*Data*:

--------

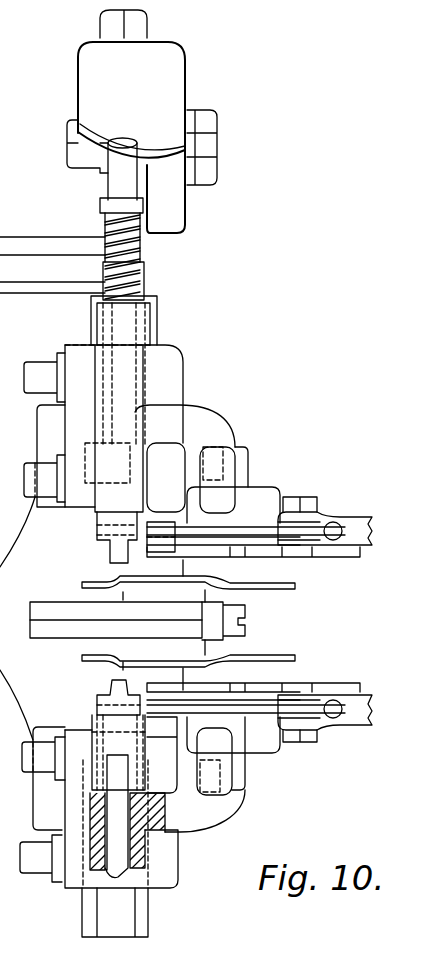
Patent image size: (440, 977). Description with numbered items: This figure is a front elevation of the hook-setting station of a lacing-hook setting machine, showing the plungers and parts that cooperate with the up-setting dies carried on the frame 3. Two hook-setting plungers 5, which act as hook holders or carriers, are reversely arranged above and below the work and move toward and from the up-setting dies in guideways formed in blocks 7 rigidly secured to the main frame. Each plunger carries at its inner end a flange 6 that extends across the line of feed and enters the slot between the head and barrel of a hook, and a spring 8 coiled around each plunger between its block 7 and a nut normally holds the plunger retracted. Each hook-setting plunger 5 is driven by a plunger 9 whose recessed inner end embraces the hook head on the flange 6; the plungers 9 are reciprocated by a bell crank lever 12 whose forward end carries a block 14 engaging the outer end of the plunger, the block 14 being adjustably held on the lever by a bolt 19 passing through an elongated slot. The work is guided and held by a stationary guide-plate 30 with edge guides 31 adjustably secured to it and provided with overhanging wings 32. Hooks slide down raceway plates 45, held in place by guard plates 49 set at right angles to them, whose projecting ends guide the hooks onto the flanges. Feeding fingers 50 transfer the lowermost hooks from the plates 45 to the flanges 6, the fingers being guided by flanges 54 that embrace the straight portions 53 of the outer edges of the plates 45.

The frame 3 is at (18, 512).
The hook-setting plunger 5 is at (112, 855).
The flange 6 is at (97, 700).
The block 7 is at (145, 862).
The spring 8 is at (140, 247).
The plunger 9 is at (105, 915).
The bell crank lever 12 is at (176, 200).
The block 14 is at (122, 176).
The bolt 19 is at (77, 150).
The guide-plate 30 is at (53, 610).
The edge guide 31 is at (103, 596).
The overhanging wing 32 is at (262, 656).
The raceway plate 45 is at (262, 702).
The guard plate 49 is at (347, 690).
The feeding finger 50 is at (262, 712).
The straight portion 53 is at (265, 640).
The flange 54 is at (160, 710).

--------

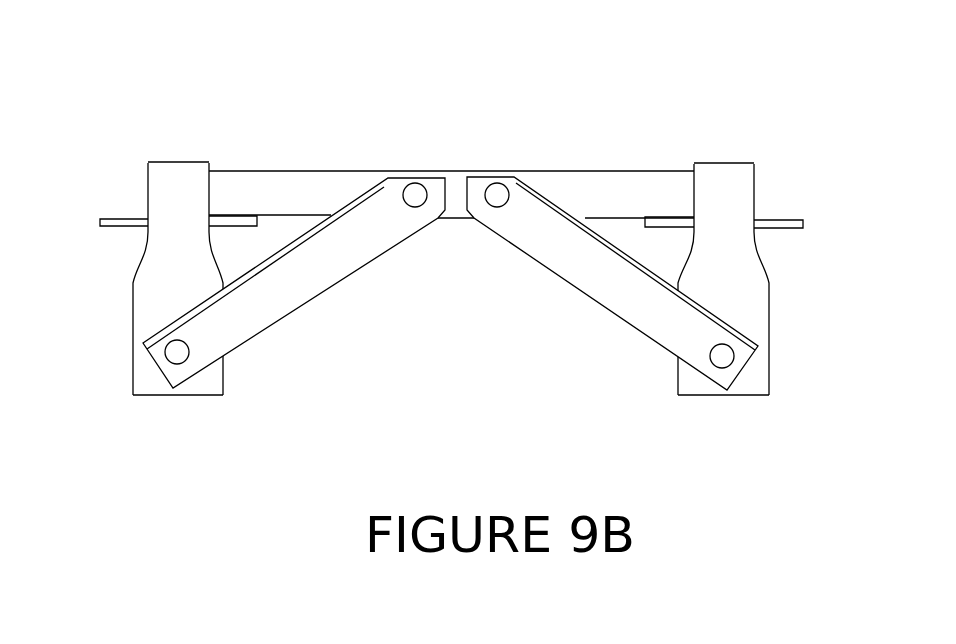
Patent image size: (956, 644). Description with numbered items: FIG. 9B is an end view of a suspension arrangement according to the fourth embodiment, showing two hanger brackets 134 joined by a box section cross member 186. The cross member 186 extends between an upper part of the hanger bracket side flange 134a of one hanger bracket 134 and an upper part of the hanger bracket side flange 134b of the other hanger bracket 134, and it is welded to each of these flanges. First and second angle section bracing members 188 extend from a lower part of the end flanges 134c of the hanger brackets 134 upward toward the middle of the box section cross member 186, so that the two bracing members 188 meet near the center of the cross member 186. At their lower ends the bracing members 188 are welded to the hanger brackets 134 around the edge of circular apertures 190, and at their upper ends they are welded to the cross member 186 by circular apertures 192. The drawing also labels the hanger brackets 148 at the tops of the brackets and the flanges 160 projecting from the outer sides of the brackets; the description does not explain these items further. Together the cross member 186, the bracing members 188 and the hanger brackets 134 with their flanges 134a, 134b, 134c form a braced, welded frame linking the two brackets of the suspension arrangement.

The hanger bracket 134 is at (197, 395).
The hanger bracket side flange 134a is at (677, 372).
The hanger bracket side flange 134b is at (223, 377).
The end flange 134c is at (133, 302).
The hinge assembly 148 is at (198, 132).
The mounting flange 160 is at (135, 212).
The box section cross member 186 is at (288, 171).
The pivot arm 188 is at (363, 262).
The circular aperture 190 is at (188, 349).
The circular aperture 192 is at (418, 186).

--------

Extract every line of the records that contains the string "crank".

*Expected answer*:
Patent image size: (440, 977). Description with numbered items: This figure is a front elevation of the hook-setting station of a lacing-hook setting machine, showing the plungers and parts that cooperate with the up-setting dies carried on the frame 3. Two hook-setting plungers 5, which act as hook holders or carriers, are reversely arranged above and below the work and move toward and from the up-setting dies in guideways formed in blocks 7 rigidly secured to the main frame. Each plunger carries at its inner end a flange 6 that extends across the line of feed and enters the slot between the head and barrel of a hook, and a spring 8 coiled around each plunger between its block 7 and a nut normally holds the plunger retracted. Each hook-setting plunger 5 is driven by a plunger 9 whose recessed inner end embraces the hook head on the flange 6; the plungers 9 are reciprocated by a bell crank lever 12 whose forward end carries a block 14 engaging the outer end of the plunger, the block 14 being adjustably held on the lever by a bolt 19 passing through an elongated slot. The work is guided and held by a stationary guide-plate 30 with edge guides 31 adjustably secured to it and provided with overhanging wings 32. Hooks slide down raceway plates 45, held in place by guard plates 49 set at right angles to them, whose projecting ends guide the hooks onto the flanges. Feeding fingers 50 transfer the lowermost hooks from the plates 45 to the flanges 6, the fingers being guided by flanges 54 that embrace the straight portions 53 of the outer edges of the plates 45.
The bell crank lever 12 is at (176, 200).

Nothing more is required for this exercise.